* Directive 1 *
Answer these questions about the passage on Gaudy Day and St. Wulstan:
(a) Where is the old expression Gaudy Day still fully retained?
(b) What did Wulstan's attendants put down to roast while he celebrated mass?
(c) In what year did Wulstan rebuild the cathedral at Worcester?

* Document *
--
The old expression, Gaudy Day, or Night, a time of festivity and rejoicing, is yet fully retained in the University of Oxford.

St. Wulstan's Day.

The Feast of St. Wulstan, Bishop of Worcester, A.D. 1062, commencing on January 19th, sometimes continued four days together. He gave up the use of meat from this circumstance. One day, after he had been ordained priest, a cause in which he was engaged was about to come on; Wulstan had first to celebrate mass, and that he might not go without his dinner, his attendants put down a goose to roast in the meantime. The house was near the church, and while engaged in his devotions the savoury odour of the food filled his nostrils, and the anticipated pleasures of the repast distracted his mind. In vain he strove against the temptation. To punish himself, when mass was over, he went away without eating, and thenceforth, it is said, renounced the use of flesh and all more appetizing food. Alone, of all the Saxon bishops, at the time of the Conquest, he preserved to his death the pastoral staff. He rebuilt, in 1084, the cathedral at Worcester, wherein his remains rest in a stone coffin.
--
* Directive 2 *
Can you give everything in the layout dataset entries, from their start down through the line containing "macd-histogram-bar (285, 496, 289, 525)", as a numbered list without blank lines?

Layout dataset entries
--
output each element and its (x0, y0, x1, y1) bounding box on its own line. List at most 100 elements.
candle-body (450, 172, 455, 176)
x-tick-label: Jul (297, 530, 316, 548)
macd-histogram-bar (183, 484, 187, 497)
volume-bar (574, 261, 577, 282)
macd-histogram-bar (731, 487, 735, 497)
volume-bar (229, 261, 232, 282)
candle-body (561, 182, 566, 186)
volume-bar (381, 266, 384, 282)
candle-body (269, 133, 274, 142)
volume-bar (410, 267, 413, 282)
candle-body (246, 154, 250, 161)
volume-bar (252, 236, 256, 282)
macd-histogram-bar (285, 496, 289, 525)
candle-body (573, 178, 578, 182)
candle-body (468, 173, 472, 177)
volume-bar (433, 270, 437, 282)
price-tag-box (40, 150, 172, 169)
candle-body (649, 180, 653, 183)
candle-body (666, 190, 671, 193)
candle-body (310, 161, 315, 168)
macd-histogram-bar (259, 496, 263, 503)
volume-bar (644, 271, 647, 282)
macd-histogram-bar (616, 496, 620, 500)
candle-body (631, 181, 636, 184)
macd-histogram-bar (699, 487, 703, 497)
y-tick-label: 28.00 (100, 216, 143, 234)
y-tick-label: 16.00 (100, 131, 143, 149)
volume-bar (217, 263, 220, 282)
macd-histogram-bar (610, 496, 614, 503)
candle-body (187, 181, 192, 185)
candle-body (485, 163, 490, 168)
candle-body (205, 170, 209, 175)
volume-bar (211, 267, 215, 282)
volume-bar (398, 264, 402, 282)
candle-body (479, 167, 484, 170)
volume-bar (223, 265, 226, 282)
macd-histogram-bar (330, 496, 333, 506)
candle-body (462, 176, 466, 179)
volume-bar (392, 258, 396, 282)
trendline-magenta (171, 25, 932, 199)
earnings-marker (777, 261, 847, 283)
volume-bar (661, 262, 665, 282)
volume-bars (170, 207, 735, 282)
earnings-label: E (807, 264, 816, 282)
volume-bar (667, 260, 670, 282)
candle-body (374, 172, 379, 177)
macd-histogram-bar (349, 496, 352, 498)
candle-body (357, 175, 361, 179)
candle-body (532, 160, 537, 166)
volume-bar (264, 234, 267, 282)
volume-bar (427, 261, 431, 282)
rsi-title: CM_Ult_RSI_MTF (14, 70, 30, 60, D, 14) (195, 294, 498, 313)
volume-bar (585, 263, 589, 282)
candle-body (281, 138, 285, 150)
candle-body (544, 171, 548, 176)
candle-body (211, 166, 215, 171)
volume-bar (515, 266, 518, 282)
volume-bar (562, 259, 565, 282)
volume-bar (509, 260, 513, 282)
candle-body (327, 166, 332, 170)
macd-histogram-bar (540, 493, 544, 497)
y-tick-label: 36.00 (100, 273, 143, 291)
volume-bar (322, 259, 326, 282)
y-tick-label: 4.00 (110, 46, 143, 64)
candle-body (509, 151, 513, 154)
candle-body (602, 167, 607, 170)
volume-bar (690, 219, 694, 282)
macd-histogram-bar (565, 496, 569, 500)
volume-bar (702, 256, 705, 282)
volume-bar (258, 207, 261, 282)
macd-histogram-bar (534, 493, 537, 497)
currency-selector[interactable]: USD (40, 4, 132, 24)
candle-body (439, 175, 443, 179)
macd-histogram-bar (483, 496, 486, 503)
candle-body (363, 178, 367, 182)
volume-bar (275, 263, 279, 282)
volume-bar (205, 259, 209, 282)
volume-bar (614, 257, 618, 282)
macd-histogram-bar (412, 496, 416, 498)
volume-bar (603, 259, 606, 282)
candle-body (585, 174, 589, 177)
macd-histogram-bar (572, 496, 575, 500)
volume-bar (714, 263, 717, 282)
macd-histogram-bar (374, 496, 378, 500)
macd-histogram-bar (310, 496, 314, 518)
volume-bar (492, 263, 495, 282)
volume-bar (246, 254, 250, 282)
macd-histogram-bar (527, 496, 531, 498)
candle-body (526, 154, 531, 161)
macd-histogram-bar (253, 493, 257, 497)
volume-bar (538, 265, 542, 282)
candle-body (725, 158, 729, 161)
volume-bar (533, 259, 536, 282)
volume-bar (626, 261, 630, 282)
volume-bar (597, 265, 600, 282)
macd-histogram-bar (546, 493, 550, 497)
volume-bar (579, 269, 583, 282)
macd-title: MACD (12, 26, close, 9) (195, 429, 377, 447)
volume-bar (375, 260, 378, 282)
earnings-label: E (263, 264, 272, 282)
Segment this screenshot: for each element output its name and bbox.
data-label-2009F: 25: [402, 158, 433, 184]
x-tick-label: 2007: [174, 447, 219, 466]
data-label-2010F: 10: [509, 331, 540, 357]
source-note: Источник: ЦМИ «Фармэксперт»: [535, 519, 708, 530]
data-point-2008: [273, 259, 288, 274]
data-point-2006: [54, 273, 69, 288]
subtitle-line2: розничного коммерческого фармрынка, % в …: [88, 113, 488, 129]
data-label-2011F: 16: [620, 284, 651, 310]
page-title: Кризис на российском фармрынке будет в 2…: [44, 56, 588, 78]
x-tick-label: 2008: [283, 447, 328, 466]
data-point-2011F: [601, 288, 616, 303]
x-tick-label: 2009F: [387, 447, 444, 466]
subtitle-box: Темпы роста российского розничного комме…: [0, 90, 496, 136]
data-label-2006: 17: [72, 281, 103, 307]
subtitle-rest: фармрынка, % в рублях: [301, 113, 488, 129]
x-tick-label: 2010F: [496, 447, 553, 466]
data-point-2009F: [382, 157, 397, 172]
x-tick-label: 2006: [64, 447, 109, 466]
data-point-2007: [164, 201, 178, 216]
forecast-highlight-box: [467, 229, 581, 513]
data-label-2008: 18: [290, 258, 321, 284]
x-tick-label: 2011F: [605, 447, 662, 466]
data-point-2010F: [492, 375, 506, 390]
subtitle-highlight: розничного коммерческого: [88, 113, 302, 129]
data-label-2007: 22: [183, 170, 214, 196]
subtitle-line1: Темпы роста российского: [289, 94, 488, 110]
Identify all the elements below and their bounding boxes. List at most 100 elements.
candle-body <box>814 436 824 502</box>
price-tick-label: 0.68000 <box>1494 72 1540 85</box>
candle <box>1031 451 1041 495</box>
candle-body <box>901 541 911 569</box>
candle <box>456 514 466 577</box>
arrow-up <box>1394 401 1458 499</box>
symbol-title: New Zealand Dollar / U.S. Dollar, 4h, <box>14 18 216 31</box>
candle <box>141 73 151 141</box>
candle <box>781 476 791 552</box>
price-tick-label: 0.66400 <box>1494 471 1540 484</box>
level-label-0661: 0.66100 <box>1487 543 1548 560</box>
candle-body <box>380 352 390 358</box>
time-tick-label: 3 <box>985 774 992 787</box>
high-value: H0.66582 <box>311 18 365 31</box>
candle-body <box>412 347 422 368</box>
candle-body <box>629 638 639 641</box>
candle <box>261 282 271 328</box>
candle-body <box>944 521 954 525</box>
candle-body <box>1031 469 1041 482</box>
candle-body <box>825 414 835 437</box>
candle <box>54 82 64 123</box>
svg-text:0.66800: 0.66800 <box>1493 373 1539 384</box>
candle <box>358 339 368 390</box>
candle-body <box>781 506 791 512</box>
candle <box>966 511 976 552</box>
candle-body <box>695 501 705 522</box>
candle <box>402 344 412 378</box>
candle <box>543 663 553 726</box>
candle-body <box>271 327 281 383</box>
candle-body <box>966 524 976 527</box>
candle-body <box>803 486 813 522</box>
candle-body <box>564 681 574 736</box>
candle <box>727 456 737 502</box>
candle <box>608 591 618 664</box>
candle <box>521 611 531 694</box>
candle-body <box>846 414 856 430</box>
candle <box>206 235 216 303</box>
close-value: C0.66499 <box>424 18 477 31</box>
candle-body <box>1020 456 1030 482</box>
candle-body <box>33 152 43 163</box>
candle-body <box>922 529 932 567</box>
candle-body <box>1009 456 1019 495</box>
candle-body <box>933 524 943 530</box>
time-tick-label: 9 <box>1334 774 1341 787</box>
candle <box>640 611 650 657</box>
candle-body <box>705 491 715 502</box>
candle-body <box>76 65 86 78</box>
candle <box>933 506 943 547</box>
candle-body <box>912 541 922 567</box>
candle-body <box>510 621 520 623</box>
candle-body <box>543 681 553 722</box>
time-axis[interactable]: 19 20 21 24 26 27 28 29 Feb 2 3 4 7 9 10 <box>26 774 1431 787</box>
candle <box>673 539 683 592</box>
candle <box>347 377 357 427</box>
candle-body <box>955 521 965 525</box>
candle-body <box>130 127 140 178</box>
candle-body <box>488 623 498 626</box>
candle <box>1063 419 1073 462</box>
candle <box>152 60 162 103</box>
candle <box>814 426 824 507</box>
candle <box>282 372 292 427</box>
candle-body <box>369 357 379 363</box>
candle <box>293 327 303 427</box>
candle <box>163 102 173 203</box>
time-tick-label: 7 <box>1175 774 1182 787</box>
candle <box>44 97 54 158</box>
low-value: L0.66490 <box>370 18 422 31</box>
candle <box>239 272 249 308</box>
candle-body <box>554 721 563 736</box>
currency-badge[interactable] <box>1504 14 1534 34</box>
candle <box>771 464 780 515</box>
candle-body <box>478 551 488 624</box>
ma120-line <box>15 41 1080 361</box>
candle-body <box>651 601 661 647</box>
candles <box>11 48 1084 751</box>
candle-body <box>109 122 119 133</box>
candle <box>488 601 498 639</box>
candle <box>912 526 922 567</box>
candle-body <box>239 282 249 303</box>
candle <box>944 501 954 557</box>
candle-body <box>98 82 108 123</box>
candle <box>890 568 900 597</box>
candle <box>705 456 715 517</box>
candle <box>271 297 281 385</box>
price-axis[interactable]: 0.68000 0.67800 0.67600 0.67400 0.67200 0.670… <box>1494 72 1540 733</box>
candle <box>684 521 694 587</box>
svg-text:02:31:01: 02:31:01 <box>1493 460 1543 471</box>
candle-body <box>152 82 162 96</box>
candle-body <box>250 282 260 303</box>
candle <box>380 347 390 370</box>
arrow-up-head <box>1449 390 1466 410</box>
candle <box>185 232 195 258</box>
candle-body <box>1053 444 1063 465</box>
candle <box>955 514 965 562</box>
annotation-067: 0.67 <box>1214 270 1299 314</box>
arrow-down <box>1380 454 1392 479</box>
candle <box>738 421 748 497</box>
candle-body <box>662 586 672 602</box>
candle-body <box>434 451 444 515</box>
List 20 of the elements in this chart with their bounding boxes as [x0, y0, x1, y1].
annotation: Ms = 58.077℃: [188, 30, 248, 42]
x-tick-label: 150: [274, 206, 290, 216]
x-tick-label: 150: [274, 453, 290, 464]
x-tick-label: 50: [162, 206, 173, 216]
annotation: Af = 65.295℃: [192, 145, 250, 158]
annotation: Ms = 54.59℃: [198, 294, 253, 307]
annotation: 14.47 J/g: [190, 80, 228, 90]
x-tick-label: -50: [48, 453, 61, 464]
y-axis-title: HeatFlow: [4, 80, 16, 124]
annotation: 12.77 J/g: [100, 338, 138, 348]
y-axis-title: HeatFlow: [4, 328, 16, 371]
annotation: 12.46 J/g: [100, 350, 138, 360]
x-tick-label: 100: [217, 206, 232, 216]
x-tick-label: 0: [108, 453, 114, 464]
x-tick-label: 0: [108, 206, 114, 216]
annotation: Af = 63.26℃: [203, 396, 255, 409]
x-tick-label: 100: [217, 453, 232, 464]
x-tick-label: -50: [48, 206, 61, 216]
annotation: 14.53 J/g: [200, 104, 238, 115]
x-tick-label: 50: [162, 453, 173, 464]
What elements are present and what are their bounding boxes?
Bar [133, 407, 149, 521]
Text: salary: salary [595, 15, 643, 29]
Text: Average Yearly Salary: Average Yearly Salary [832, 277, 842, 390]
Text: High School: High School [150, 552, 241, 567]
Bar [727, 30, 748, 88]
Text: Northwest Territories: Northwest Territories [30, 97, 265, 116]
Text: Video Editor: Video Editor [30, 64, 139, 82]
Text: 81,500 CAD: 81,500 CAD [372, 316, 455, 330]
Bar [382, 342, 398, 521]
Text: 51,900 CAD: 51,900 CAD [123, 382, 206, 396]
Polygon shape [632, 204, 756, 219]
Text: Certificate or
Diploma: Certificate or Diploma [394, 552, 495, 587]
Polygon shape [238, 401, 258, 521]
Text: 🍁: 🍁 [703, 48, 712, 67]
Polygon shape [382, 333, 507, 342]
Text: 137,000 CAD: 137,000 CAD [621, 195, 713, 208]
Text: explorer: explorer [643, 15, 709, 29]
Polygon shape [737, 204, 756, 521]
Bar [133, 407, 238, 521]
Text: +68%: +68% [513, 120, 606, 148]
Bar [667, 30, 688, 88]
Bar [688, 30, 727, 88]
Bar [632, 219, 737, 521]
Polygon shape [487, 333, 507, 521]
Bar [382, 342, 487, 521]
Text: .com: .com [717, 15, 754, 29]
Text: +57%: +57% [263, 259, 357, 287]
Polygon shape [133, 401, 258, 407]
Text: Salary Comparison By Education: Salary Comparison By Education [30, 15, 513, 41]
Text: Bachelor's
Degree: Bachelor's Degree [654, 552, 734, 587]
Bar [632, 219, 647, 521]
--
* Complete answer 1 *
(a) In the University of Oxford.
(b) A goose.
(c) 1084.

* Complete answer 2 *
1. output each element and its (x0, y0, x1, y1) bounding box on its own line. List at most 100 elements.
2. candle-body (450, 172, 455, 176)
3. x-tick-label: Jul (297, 530, 316, 548)
4. macd-histogram-bar (183, 484, 187, 497)
5. volume-bar (574, 261, 577, 282)
6. macd-histogram-bar (731, 487, 735, 497)
7. volume-bar (229, 261, 232, 282)
8. candle-body (561, 182, 566, 186)
9. volume-bar (381, 266, 384, 282)
10. candle-body (269, 133, 274, 142)
11. volume-bar (410, 267, 413, 282)
12. candle-body (246, 154, 250, 161)
13. volume-bar (252, 236, 256, 282)
14. macd-histogram-bar (285, 496, 289, 525)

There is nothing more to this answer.